DOCUMENT TEXT:
◆ ◆ ◆
The following is an interpretation of the events in New France during the period from 1672 to 1710 and how the Lalondes were affected. While Jean De Lalonde was settling in the western part of the island of Montreal at Baie D'Urfe, the events happening in Quebec City and Versailles were to have a profound effect on the Lalonde family ...

by Eric Lalonde (ericllnd@sympatico.ca)

From 1672-82 Frontenac was the governor of New France. He was a strong governor and kept the Indians as allies and kept the peace. In 1681 Colbert, the first minister of King Louis put his son the Marquis de Seignelay in charge of all the affairs of New France. The change gave the opportunity for those opposed to Frontenac to make their case for his removal. This resulted in a controversy between two factions at Versailles. The King became impatient with the controversy and decided to end it in 1682 by recalling Frontenac.

This turn of events had a disastrous effect on New France. The King appointed La Barre governor to replace Frontenac. La Barre immediately got into a controversy with the explorer La Salle and lost favour with the residents of New France. He also appeared weak to the Indians and was only interested in increasing his personal fortune. As a result relations with the Indians deteriorated. He was recalled in 1685 and the Marquis Denonville replaced him. Denonville inherited the already deteriorating situation with the Indians which he promptly made much worse. The King had suggested that it would be a good idea if some Indians were sent to Paris to act as galley slaves for his vessels. Denonville, wishing to curry favour with the King, used the annual fur festival in May 1686 as a cover to capture 40 Indians and ship them to France. Needless to say this infuriated the Indians and along with the weakness being shown by the new governors led them to believe that they could now overcome the French and should look to the English as allies.
◆ ◆ ◆
ENTRIES PROVIDED:
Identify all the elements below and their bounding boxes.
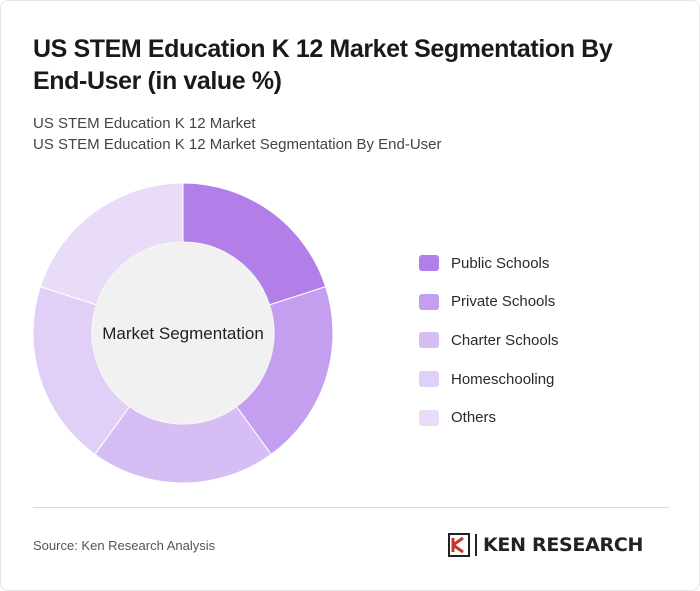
legend-swatch bbox=[419, 332, 439, 349]
legend-label: Private Schools bbox=[451, 293, 556, 311]
legend-swatch bbox=[419, 293, 439, 310]
source-note: Source: Ken Research Analysis bbox=[33, 538, 216, 553]
legend-label: Charter Schools bbox=[451, 331, 559, 349]
logo-separator bbox=[475, 534, 477, 556]
chart-subtitle: US STEM Education K 12 Market US STEM Ed… bbox=[33, 113, 653, 155]
chart-legend: Public Schools Private Schools Charter Sch… bbox=[419, 244, 679, 437]
legend-item[interactable]: Others bbox=[419, 398, 679, 437]
legend-swatch bbox=[419, 371, 439, 388]
legend-swatch bbox=[419, 255, 439, 272]
legend-swatch bbox=[419, 409, 439, 426]
legend-label: Homeschooling bbox=[451, 370, 555, 388]
legend-item[interactable]: Homeschooling bbox=[419, 360, 679, 399]
legend-label: Public Schools bbox=[451, 254, 550, 272]
logo-text: KEN RESEARCH bbox=[483, 534, 644, 556]
donut-center-label: Market Segmentation bbox=[102, 324, 264, 343]
subtitle-line-1: US STEM Education K 12 Market bbox=[33, 115, 256, 132]
legend-item[interactable]: Charter Schools bbox=[419, 321, 679, 360]
footer-divider bbox=[33, 507, 669, 508]
subtitle-line-2: US STEM Education K 12 Market Segmentati… bbox=[33, 136, 442, 153]
legend-item[interactable]: Public Schools bbox=[419, 244, 679, 283]
ken-research-logo: KEN RESEARCH bbox=[448, 531, 643, 559]
ken-research-logo-icon bbox=[448, 533, 470, 557]
donut-center bbox=[92, 242, 274, 424]
legend-label: Others bbox=[451, 409, 497, 427]
legend-item[interactable]: Private Schools bbox=[419, 283, 679, 322]
chart-title: US STEM Education K 12 Market Segmentati… bbox=[33, 35, 613, 95]
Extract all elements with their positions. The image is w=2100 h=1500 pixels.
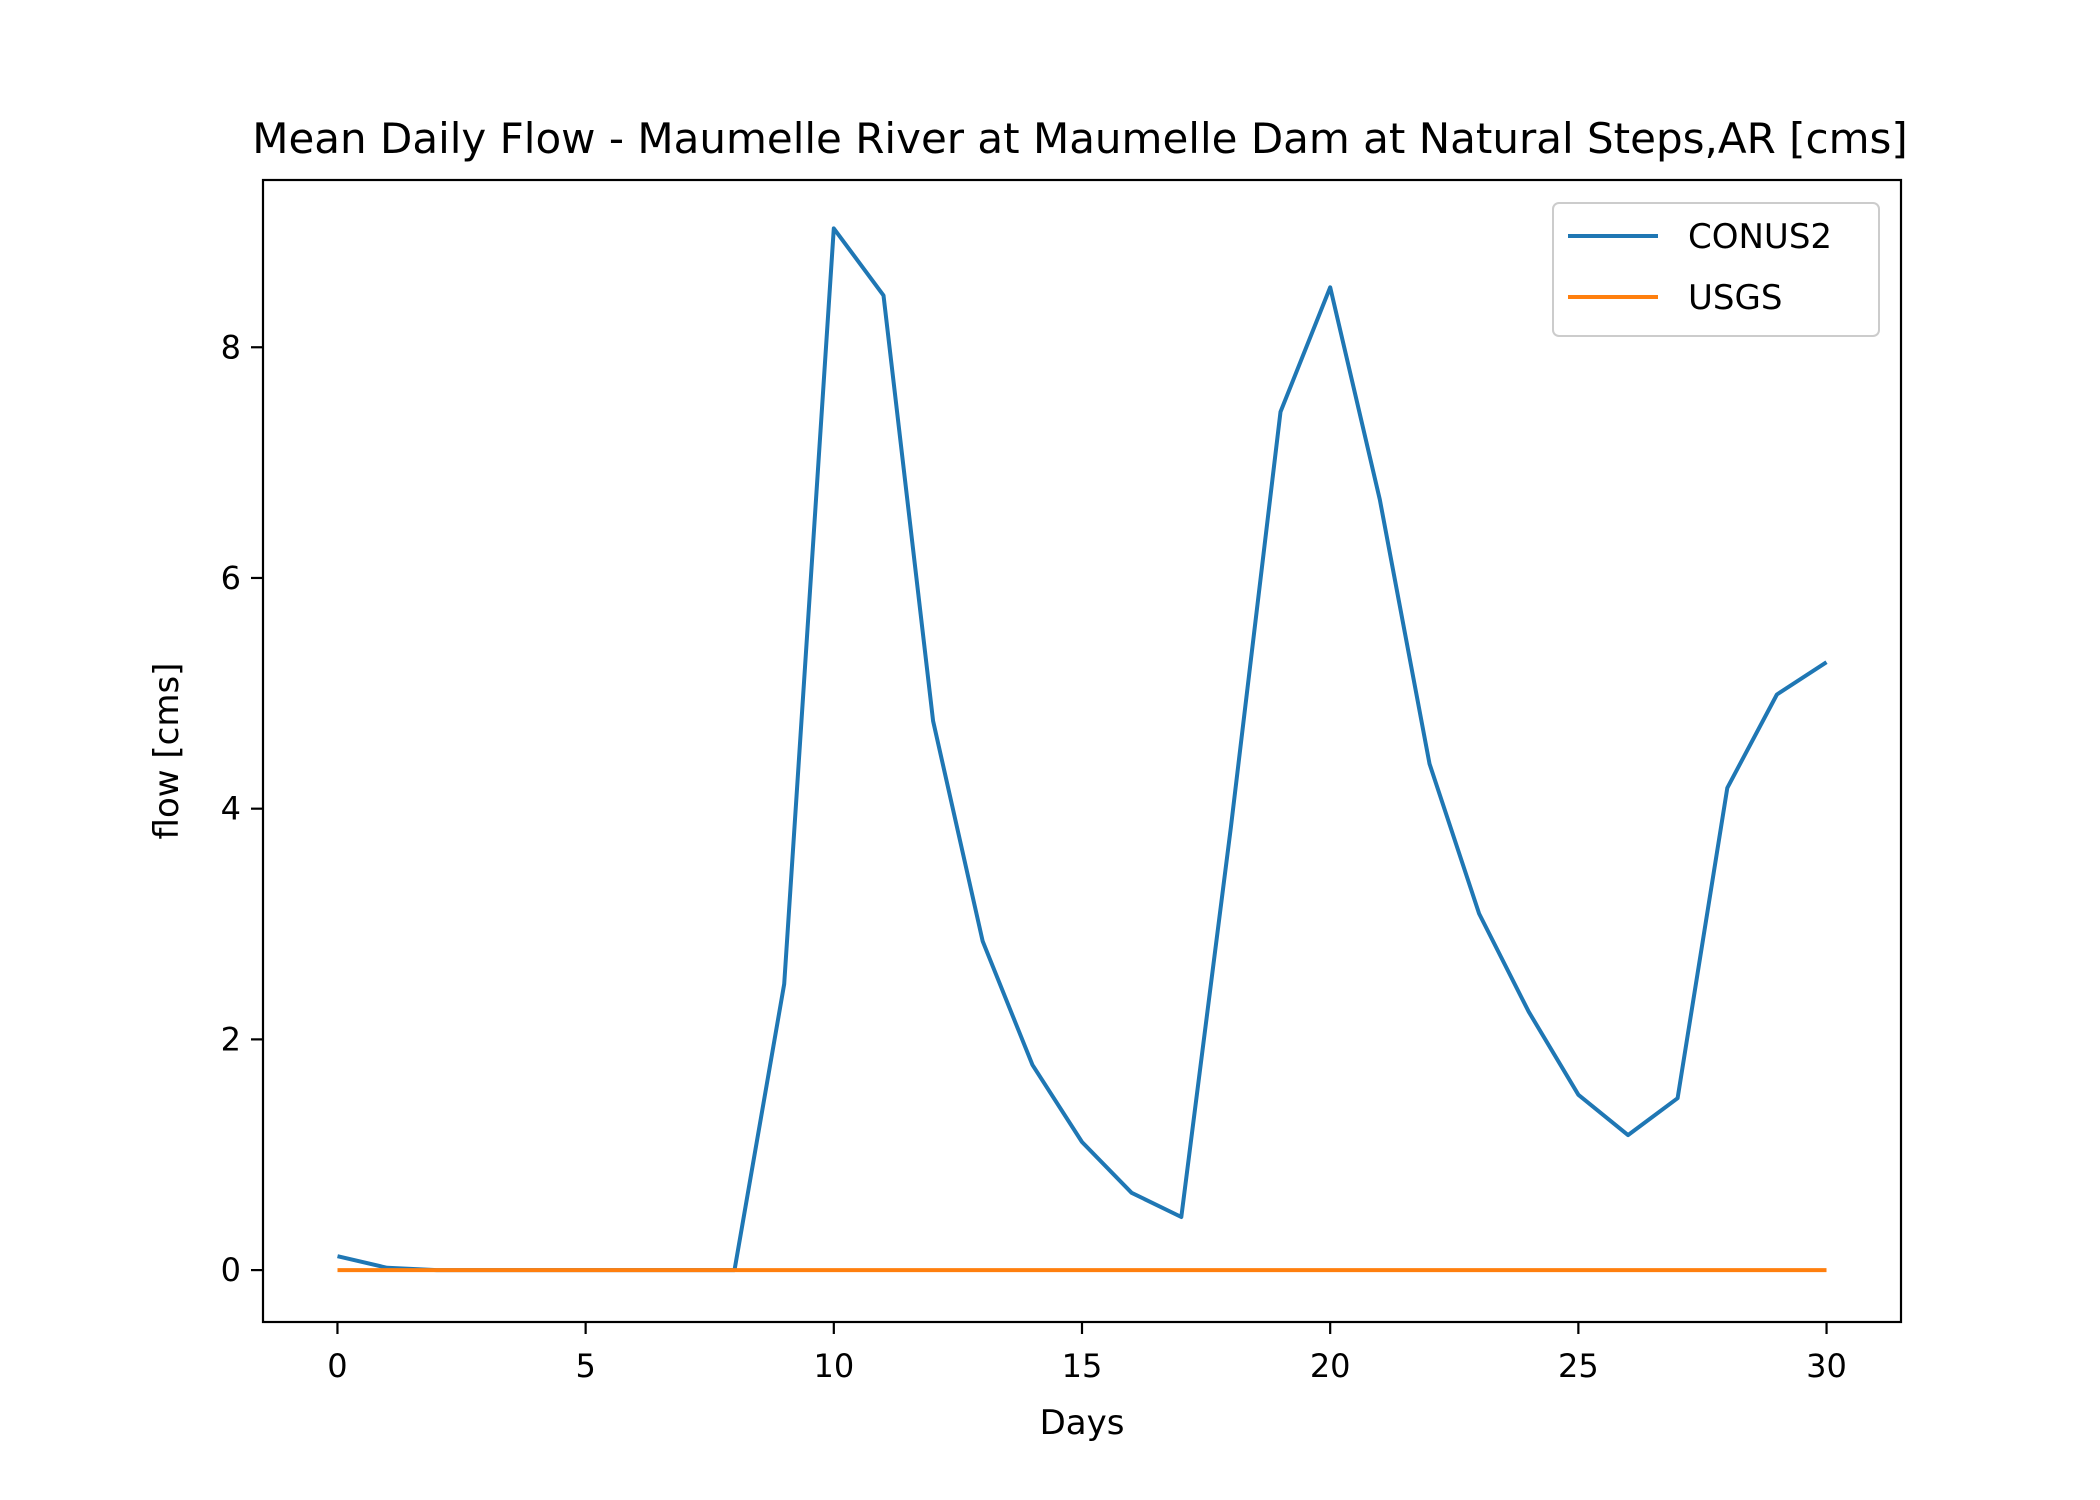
◆ ◆ ◆
Rewrite the passage on New France starting with "From 1672-82 Frontenac" and going on through "by recalling Frontenac.", changing "controversy" to "dispute" wherever it occurs.

From 1672-82 Frontenac was the governor of New France. He was a strong governor and kept the Indians as allies and kept the peace. In 1681 Colbert, the first minister of King Louis put his son the Marquis de Seignelay in charge of all the affairs of New France. The change gave the opportunity for those opposed to Frontenac to make their case for his removal. This resulted in a dispute between two factions at Versailles. The King became impatient with the dispute and decided to end it in 1682 by recalling Frontenac.